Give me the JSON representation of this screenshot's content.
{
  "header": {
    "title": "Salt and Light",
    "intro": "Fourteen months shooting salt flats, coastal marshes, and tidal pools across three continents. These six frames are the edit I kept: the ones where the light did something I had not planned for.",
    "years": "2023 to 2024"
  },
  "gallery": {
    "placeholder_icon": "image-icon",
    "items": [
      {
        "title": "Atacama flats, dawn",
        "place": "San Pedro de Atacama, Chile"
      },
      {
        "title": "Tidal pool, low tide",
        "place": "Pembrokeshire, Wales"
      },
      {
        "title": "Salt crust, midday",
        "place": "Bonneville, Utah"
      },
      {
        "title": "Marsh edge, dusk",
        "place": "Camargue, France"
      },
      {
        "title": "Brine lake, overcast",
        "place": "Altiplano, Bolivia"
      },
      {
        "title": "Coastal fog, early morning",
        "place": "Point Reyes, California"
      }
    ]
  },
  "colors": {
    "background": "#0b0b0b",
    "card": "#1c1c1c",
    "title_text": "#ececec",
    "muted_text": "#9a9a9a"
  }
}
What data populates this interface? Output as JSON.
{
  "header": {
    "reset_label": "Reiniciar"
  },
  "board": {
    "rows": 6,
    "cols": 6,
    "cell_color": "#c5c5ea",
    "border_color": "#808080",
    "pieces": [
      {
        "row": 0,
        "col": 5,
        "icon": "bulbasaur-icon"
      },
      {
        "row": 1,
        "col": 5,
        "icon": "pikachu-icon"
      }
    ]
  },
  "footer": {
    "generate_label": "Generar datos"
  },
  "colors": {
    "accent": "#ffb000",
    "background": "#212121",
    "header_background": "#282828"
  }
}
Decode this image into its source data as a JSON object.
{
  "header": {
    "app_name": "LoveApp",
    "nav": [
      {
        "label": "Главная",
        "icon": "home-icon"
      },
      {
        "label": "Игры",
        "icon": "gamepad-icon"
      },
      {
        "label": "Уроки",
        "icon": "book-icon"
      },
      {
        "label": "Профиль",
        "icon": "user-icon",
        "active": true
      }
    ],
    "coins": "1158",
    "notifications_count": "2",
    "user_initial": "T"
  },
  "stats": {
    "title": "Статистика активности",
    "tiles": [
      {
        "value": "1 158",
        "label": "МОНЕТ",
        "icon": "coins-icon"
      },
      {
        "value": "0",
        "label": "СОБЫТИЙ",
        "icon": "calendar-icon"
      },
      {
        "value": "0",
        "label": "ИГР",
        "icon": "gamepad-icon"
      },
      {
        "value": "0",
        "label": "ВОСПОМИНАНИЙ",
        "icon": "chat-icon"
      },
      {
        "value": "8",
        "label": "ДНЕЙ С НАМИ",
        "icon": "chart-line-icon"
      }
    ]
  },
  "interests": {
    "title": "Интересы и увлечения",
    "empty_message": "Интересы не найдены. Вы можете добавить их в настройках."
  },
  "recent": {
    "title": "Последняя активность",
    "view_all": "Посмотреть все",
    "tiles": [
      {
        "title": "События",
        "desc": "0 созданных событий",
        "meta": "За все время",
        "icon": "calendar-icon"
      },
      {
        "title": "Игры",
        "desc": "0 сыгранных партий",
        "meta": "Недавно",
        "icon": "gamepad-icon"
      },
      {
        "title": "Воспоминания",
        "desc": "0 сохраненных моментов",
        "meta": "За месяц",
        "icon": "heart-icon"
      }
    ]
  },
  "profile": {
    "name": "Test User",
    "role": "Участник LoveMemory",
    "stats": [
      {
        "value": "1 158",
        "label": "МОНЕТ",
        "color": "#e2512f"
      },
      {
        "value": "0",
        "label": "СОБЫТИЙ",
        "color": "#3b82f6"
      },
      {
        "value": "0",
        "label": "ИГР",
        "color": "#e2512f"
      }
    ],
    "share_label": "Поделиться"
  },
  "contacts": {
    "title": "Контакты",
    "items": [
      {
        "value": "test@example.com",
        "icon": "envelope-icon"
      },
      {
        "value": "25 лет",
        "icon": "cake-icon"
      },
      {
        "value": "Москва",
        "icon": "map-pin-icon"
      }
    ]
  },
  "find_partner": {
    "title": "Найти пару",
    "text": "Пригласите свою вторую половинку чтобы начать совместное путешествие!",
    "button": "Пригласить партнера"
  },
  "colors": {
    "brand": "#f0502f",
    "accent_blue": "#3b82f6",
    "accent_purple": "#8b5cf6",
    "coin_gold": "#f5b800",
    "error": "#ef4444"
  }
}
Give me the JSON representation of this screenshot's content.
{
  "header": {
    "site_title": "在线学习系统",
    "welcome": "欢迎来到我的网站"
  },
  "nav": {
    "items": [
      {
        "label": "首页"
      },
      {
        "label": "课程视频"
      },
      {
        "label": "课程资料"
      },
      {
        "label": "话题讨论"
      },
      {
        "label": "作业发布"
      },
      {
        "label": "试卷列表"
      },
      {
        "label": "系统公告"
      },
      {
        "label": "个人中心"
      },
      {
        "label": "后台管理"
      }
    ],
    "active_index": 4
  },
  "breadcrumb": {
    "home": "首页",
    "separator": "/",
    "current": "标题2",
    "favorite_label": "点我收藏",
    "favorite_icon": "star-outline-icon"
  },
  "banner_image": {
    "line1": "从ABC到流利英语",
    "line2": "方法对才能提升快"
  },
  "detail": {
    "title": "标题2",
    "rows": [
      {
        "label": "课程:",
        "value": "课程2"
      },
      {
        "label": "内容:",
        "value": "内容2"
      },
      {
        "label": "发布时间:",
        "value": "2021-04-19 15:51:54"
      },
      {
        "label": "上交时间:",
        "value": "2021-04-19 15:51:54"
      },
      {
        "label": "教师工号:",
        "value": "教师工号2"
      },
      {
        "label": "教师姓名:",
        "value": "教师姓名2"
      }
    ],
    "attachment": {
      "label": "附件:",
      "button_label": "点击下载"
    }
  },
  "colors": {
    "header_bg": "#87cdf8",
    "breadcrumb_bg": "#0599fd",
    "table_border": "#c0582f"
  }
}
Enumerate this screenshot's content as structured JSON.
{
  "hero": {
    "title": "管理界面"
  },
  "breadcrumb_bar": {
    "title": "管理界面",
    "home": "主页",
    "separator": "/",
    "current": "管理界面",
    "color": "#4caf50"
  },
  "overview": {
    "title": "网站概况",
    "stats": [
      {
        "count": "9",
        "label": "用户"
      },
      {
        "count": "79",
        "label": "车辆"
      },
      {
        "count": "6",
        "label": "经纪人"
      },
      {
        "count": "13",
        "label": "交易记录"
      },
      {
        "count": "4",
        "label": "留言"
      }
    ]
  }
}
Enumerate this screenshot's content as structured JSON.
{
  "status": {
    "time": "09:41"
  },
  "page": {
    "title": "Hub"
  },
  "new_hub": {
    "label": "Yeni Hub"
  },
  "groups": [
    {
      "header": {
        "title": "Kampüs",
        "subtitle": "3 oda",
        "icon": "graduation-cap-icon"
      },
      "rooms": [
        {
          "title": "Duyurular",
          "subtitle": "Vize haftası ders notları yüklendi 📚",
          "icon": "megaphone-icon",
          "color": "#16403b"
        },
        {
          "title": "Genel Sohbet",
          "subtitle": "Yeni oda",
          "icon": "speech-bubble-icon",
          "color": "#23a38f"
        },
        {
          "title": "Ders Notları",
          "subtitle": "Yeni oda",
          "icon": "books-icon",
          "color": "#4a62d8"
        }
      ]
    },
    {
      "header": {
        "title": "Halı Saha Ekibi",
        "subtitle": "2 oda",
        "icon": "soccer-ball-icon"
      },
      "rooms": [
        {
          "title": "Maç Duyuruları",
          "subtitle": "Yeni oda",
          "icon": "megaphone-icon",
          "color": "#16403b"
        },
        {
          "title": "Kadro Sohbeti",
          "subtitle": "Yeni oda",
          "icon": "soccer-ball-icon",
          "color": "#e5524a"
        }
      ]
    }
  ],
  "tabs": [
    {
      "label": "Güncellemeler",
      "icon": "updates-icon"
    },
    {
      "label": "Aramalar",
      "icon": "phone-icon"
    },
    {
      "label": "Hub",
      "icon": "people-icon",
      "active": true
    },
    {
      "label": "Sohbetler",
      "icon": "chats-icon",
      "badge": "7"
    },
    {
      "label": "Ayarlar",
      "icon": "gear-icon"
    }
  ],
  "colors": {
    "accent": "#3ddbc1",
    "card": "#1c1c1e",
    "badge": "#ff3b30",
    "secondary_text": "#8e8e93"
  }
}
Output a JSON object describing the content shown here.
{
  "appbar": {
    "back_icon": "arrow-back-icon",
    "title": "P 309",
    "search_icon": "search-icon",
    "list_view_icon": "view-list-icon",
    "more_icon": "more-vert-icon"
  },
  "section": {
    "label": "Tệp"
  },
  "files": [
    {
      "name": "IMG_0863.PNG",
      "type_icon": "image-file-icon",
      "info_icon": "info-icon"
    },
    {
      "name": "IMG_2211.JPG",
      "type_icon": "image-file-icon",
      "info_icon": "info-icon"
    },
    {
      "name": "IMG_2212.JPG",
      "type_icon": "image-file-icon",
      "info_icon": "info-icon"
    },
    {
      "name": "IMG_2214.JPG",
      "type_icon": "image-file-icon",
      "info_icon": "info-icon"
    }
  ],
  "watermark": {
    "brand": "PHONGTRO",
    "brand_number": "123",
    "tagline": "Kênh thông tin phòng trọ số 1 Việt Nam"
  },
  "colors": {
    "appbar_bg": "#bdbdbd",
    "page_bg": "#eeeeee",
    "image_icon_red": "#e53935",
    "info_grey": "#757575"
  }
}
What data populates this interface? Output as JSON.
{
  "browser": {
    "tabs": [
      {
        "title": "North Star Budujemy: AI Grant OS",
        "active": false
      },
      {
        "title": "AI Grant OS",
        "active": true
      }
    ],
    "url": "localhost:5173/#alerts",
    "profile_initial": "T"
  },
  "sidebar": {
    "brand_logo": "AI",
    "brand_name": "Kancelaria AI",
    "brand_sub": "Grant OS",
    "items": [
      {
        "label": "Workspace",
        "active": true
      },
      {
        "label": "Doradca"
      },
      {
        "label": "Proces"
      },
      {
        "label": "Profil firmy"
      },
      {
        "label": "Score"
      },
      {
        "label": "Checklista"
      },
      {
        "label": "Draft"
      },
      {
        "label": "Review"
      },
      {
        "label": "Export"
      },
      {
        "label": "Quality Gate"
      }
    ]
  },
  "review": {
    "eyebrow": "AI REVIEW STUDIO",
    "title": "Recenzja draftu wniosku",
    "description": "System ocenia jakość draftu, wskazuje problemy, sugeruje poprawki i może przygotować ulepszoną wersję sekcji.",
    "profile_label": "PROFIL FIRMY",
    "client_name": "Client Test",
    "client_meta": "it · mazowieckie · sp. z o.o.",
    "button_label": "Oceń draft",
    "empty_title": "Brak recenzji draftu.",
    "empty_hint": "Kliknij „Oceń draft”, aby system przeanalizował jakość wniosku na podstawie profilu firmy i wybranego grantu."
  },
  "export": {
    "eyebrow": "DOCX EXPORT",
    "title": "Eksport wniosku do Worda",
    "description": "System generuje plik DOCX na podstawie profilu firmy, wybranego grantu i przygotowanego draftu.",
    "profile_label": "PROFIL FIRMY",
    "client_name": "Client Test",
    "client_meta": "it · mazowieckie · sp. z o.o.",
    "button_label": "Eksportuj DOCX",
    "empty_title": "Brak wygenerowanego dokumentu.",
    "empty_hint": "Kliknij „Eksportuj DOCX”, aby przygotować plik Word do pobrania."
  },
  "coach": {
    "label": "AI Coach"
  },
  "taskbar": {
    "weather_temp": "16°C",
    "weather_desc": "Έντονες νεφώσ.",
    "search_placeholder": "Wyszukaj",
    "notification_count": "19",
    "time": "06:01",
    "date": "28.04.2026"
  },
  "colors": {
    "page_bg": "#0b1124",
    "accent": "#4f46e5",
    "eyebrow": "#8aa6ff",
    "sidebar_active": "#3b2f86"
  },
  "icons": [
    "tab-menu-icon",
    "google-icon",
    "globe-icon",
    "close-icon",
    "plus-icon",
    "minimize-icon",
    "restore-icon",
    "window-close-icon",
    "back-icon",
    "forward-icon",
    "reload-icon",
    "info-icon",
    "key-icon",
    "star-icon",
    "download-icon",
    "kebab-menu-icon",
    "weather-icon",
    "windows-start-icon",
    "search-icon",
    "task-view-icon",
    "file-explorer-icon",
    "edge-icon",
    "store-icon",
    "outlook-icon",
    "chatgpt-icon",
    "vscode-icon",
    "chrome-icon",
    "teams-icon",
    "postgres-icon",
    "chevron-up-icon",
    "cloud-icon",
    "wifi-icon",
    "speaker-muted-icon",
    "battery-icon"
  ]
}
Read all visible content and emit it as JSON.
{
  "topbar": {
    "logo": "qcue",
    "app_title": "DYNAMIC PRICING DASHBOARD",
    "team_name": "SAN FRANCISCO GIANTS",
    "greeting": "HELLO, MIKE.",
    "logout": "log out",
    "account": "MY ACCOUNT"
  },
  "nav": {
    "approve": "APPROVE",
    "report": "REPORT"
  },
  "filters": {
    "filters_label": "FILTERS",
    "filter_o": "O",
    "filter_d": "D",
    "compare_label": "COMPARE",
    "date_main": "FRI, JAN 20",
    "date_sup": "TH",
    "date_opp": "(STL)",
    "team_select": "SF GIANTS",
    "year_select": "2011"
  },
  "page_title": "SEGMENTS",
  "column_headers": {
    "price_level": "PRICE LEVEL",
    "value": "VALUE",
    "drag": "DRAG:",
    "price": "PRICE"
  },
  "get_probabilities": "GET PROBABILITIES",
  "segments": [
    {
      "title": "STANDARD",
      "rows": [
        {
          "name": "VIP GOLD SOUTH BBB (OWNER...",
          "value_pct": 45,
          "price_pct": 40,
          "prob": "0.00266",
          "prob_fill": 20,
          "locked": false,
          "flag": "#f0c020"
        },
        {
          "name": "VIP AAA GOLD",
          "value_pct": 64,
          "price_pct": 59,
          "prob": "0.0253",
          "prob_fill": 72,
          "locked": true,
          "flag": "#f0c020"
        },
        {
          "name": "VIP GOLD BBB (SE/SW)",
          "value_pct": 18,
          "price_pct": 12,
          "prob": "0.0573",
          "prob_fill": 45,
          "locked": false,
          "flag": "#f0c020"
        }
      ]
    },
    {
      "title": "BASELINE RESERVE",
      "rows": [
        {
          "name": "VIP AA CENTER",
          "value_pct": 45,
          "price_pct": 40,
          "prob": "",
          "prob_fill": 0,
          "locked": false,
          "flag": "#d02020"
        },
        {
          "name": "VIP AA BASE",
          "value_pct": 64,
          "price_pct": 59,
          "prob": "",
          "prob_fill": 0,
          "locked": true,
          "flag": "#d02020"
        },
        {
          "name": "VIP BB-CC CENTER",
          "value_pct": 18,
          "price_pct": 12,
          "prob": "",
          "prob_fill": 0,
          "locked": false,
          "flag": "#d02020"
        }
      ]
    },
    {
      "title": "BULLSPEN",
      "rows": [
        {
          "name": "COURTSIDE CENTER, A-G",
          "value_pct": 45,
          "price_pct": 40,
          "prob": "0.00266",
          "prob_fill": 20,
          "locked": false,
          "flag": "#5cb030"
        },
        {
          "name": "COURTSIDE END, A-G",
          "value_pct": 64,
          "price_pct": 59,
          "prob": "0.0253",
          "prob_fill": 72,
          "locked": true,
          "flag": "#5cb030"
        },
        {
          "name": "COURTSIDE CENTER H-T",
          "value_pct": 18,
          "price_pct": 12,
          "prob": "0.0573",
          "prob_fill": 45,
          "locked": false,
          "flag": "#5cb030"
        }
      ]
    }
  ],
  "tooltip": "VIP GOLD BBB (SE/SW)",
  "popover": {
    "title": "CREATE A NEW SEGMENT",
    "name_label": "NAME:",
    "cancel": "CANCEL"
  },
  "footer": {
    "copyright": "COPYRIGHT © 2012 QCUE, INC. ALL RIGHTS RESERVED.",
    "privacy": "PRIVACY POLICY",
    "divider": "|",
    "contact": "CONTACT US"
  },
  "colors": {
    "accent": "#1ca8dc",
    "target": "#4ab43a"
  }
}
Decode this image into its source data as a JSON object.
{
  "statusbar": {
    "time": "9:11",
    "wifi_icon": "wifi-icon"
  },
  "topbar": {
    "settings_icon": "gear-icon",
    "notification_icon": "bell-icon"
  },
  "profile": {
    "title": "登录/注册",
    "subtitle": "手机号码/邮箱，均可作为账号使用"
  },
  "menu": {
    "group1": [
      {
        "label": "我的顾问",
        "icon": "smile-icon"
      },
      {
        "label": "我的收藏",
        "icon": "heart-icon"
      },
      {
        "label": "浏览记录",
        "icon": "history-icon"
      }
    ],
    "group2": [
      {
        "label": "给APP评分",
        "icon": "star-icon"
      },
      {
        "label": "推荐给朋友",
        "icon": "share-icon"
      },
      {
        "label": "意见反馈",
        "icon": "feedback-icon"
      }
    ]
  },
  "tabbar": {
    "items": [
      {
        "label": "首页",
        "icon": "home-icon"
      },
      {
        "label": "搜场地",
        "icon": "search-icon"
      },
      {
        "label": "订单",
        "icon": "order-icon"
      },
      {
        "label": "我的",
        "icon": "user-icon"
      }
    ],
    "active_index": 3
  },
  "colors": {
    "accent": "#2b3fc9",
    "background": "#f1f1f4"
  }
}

The exercise
Pick out each line containing "ball" and report it.

Answer to this task
        "icon": "soccer-ball-icon"
          "icon": "soccer-ball-icon",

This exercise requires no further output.